-- START OF DATA ROWS --

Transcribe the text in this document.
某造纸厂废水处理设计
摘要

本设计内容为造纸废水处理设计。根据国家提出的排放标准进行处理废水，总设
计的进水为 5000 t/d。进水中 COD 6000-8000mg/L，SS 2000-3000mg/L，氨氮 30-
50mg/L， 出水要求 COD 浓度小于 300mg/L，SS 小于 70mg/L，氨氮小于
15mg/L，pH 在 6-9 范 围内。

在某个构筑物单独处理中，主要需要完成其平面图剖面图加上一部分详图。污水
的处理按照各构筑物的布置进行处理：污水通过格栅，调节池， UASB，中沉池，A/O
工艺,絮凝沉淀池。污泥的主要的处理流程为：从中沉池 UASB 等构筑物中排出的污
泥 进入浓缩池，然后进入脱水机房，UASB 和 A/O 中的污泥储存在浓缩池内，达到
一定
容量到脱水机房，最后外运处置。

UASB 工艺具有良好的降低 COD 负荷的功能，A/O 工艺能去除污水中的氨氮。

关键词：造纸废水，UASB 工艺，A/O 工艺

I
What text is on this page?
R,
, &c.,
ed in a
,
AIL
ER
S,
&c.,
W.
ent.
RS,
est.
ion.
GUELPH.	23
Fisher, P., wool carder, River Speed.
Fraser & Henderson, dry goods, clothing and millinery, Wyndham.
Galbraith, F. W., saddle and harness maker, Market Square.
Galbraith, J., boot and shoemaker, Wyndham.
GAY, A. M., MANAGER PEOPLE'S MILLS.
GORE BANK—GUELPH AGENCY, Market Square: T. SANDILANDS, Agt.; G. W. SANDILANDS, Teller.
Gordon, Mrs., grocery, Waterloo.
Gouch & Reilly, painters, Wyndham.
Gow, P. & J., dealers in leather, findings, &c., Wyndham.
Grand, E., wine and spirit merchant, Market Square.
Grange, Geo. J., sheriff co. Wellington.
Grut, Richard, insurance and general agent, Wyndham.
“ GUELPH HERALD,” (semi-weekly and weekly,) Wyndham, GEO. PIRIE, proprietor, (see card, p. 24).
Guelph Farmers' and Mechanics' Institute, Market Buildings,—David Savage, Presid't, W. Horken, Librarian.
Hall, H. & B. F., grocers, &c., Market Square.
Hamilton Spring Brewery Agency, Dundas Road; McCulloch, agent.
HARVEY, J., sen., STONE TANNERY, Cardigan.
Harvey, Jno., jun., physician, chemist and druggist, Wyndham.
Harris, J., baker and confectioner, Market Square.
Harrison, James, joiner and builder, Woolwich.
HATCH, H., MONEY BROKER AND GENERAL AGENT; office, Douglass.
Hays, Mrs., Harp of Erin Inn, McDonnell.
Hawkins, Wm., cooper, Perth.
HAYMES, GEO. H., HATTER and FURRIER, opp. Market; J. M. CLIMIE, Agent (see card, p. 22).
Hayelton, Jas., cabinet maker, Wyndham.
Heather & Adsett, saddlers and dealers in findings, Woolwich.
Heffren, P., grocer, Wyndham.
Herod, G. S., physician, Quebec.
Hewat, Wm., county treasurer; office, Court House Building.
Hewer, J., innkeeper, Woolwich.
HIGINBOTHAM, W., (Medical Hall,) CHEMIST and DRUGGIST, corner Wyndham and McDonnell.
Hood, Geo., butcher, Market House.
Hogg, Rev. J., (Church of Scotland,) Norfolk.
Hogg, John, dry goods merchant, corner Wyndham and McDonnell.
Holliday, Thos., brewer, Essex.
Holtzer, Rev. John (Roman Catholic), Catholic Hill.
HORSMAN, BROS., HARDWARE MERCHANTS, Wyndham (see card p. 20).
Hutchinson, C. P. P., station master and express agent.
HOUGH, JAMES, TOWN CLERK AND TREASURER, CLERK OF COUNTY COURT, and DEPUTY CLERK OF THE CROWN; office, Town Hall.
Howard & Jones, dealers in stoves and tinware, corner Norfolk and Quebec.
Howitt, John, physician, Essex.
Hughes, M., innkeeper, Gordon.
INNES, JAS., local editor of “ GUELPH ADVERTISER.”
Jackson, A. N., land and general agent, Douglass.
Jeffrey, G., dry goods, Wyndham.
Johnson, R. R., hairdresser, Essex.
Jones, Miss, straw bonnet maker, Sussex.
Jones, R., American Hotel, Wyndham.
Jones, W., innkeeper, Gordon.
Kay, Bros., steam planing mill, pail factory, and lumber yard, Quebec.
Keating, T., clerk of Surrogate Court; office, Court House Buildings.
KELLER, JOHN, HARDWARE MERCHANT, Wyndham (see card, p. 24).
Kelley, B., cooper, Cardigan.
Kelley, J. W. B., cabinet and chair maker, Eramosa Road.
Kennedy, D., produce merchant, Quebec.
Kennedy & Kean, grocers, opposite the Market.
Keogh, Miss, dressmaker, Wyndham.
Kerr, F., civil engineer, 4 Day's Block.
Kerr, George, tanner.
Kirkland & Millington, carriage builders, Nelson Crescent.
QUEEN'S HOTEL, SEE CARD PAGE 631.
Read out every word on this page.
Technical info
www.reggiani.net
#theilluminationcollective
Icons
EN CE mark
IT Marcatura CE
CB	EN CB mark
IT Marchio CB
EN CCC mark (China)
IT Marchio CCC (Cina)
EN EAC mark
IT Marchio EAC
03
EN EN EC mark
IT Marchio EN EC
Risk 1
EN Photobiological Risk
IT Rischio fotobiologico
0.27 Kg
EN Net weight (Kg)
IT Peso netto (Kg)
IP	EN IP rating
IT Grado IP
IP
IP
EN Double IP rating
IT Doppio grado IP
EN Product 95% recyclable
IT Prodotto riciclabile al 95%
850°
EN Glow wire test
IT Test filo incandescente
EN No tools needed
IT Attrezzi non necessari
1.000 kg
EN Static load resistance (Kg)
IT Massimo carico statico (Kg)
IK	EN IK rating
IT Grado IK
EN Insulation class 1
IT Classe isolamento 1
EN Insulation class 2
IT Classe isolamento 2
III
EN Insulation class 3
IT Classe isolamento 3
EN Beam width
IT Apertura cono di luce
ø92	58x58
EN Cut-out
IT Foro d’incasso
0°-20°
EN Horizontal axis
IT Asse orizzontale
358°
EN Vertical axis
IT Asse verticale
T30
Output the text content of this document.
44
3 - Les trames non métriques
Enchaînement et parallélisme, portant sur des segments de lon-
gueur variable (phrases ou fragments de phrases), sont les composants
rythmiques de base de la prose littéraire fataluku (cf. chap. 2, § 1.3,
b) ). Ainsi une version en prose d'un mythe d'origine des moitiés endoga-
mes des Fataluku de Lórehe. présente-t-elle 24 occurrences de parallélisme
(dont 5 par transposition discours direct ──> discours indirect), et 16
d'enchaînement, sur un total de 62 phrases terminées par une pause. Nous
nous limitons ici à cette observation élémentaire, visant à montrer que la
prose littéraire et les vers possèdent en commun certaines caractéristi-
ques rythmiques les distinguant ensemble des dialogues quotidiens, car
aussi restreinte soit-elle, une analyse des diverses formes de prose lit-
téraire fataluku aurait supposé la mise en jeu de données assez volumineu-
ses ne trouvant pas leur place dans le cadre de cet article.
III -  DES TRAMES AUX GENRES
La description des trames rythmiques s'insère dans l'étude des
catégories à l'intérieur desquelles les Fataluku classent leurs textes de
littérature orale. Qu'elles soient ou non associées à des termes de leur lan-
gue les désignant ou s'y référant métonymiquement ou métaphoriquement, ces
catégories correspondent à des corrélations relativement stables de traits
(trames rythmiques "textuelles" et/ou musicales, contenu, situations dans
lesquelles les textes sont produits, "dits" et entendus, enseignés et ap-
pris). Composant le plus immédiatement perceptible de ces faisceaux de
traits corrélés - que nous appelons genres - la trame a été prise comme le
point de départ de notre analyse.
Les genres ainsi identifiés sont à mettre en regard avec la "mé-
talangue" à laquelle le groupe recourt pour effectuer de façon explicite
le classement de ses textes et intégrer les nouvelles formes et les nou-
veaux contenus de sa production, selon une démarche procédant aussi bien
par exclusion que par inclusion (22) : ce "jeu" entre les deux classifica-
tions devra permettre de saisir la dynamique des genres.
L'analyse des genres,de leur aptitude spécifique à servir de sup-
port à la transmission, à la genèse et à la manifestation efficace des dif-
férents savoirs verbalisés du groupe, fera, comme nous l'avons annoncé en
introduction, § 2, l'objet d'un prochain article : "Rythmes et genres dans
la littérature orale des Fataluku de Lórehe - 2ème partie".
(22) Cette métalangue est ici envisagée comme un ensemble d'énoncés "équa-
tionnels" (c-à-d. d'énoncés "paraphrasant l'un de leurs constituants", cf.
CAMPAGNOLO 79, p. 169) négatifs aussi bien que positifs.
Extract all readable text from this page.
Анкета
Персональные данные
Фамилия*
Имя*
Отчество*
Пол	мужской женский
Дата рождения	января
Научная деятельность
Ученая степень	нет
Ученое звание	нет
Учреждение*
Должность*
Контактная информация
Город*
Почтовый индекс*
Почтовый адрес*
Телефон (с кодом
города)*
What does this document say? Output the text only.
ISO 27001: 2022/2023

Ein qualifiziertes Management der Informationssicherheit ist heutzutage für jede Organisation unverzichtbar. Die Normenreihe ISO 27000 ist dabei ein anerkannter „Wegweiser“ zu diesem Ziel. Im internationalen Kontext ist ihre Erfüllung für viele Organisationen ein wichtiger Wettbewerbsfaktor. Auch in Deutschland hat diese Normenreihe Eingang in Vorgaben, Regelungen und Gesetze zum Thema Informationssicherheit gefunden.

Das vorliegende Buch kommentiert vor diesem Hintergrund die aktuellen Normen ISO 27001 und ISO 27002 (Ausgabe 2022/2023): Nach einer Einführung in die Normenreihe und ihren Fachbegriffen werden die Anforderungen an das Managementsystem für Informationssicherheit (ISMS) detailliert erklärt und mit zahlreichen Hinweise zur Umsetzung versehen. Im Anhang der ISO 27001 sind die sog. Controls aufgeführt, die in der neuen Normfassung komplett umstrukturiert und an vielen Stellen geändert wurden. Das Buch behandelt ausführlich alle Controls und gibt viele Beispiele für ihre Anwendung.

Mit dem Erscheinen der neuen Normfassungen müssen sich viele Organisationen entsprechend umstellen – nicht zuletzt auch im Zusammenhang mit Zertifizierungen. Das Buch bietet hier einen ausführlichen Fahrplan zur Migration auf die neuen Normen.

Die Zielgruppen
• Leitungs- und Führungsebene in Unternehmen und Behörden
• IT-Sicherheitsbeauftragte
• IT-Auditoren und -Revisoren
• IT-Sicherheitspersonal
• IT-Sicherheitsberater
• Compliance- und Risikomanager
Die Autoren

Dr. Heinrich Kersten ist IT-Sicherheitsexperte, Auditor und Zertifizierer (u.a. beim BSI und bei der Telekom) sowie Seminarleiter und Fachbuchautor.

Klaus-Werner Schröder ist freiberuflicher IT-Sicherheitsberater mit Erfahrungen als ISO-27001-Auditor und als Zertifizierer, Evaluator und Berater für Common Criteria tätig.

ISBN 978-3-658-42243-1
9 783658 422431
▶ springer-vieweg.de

-- END OF DATA ROWS --

◆ WHAT YOU WILL DO:
Show all lines from the listing above in which "bien" appears.

◆ COMPLETE RESPONSE:
veaux contenus de sa production, selon une démarche procédant aussi bien
CAMPAGNOLO 79, p. 169) négatifs aussi bien que positifs.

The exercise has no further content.